◆ TEXT SECTION ◆
◆ ◆ ◆ ◆ ◆ ◆ ◆

What
Next?
It's
a matter of trust
By
Phil Hayworth
Pioneer
Press
Fort Jones
,
CA
Wednesday, January 23, 2008
page
E8, column 1
pioneerp@sisqtel.net
It's been just over a week since the 256-page water settlement was
unleashed on the public and it's likely very few have had a chance to
read it, let alone absorb it all. It's replete with legal jargon that
even those who wrote it agree is a bit dense.
Meanwhile,
proponents - specifically, the Klamath Indian Tribes and users of water
directly on the Klamath Project -- are hoping to sell the deal quickly
to the general public and off-project users.
It'll be a tough sales job.
That's because the deal, while most recognize as on surface being a good
first-step toward guaranteeing predictable water supplies and cheap
power to pump that water, is still an unknown quantity. It'll take time
to iron things out, say skeptics. More important, it'll take time to
build a trust. Because if there's any one thing needed to get the public
and off project users to sign up for the settlement, it's trust.
"If you think you have an issue with trust, the tribes do,
too," said Bud Ullman, water lawyer for the Klamath Tribes.
He spoke before a packed room of farmers, ranchers and others who
attended a meeting last week of the Klamath County Natural Resources
Advisory Council. The group was one of the first to publicly to hash
things out since the deal was released last Tuesday. Ullman cited the
many times over the years that the U.S. Government has gone back on
their promises to the Indian tribes. With the settlement, the tribes
stand to gain perpetual, unassailable water rights and some 90,000 acres
of Mazama forest land now in the hands of a private company.
"This is a chance for us to build our future," said Tribal
Council Chief Joe Kirk.
But some in the room weren't buying it.
"We've given up everything and they've given up nothing," said
Bill Ransom, member of the council. Others agreed.
Upper Klamath water user and farmer Edward Wolf most eloquently
expressed the concerns of those farmers and ranchers who he says stand
to lose the most from the deal.
Last
week, he explained that he and others like him who depend on water from
the Upper Klamath Lake and its various tributaries were more than
willing to sign onto the deal - even if it meant giving up 30,000
acre-feet of water. All they wanted was a guarantee that the Indian
tribes and environmentalists wouldn't ask for more later. He and others
argue the settlement, as it stands, fails to offer those guarantees.
Even more, he argues that the deal - should he sign on - effectively
agrees that the Klamath Tribes have water rights to the Upper Klamath
from "time immemorial." By agreeing, even in concept, that
they have those rights, he and others like him fear that that admittance
could come back to haunt them. The settlement, he fears, could later be
used against him and others in a court of law.
Tracey Liskey, a member of the Natural Resources Advisory Council
member, comes from a long-line of farmers and ranchers with water rights
dating back to the mid 1800s. If she (he) signed, she (he) wondered
last week, would she (he) be giving up her rights?
No, said Ullman. And she would still have access to the courts to fight
it out, should she desire. But the whole reason behind the deal is to
avoid such fighting, Ullman said.
"Haven't we had enough of that?" he asked.

◆ ◆ ◆ ◆ ◆ ◆ ◆

◆ LIST OF TASKS ◆
• a. Copy the water settlement article from "He spoke before" to "Chief Joe Kirk.", and swap in "growers" wherever "farmers" appears.
• b. In the water settlement article, how many acres of Mazama forest land do the tribes stand to gain under the settlement?

Stored data entries:

◆ ◆ ◆ ◆ ◆ ◆ ◆

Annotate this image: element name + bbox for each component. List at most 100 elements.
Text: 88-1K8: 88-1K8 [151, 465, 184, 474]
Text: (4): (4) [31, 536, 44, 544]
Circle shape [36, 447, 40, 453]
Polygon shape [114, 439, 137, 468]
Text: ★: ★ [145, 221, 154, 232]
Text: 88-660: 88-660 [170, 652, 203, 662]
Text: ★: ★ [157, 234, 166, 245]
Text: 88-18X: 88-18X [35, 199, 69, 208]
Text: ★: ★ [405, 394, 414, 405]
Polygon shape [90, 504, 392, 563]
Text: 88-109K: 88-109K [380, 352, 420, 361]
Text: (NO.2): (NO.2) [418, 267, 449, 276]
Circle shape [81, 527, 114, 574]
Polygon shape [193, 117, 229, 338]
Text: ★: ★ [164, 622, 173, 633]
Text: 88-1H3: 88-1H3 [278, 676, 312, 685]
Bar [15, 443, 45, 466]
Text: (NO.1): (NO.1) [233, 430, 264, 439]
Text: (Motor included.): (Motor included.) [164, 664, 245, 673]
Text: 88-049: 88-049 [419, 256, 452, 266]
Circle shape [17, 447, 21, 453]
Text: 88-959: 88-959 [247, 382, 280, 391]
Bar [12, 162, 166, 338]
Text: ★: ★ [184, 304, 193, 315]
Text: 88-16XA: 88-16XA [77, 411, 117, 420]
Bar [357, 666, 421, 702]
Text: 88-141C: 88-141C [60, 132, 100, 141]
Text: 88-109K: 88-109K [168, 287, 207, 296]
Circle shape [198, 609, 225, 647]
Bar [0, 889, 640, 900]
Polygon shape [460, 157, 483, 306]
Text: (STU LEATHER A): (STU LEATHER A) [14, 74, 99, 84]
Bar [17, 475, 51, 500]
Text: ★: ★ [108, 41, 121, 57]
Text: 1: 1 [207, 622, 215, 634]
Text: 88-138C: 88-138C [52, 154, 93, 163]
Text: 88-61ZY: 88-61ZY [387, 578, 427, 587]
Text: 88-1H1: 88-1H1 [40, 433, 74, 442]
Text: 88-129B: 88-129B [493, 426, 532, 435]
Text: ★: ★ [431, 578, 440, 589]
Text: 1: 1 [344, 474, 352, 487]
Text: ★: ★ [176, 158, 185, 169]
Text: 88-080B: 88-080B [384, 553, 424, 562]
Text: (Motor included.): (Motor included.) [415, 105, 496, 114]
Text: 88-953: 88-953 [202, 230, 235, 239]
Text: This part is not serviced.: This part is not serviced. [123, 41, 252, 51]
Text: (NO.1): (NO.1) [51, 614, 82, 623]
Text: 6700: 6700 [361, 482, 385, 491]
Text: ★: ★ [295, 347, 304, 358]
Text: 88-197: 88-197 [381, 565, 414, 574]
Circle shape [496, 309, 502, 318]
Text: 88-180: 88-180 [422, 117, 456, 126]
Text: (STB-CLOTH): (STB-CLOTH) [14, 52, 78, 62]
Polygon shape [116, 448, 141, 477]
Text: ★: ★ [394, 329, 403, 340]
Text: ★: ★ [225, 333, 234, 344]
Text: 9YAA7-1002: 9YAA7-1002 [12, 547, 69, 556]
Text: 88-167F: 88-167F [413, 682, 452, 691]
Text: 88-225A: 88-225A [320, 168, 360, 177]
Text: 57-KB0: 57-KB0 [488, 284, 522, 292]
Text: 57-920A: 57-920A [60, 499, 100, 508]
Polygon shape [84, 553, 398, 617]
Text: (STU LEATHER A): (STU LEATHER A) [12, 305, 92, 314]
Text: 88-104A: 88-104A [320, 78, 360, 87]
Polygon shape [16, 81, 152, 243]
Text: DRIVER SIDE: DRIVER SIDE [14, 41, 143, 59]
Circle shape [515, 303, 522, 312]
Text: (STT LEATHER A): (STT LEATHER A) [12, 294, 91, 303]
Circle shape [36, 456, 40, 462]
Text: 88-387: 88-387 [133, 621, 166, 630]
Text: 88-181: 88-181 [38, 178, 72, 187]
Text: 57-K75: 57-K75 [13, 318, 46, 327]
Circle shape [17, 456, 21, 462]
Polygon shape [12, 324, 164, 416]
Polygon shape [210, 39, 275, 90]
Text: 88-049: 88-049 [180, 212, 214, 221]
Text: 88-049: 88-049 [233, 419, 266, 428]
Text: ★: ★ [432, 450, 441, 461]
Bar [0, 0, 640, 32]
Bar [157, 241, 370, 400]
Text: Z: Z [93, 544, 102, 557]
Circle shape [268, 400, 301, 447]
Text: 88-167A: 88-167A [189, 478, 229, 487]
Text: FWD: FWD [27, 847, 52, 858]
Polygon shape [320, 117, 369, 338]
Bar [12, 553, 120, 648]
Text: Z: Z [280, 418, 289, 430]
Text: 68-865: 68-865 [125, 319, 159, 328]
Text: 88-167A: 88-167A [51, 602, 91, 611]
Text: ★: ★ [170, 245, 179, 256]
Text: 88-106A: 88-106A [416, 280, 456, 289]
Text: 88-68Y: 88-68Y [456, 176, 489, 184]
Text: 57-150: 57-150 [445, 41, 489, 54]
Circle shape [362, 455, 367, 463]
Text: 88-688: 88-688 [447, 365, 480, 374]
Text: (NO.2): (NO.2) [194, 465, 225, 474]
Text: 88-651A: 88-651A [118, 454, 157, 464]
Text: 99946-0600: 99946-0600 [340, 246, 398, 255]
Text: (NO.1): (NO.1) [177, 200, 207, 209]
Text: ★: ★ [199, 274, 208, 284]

◆ ◆ ◆ ◆ ◆ ◆ ◆

◆ SOLUTIONS BELOW ◆
• a.
He spoke before a packed room of growers, ranchers and others who
attended a meeting last week of the Klamath County Natural Resources
Advisory Council. The group was one of the first to publicly to hash
things out since the deal was released last Tuesday. Ullman cited the
many times over the years that the U.S. Government has gone back on
their promises to the Indian tribes. With the settlement, the tribes
stand to gain perpetual, unassailable water rights and some 90,000 acres
of Mazama forest land now in the hands of a private company.
"This is a chance for us to build our future," said Tribal
Council Chief Joe Kirk.

• b. Some 90,000 acres.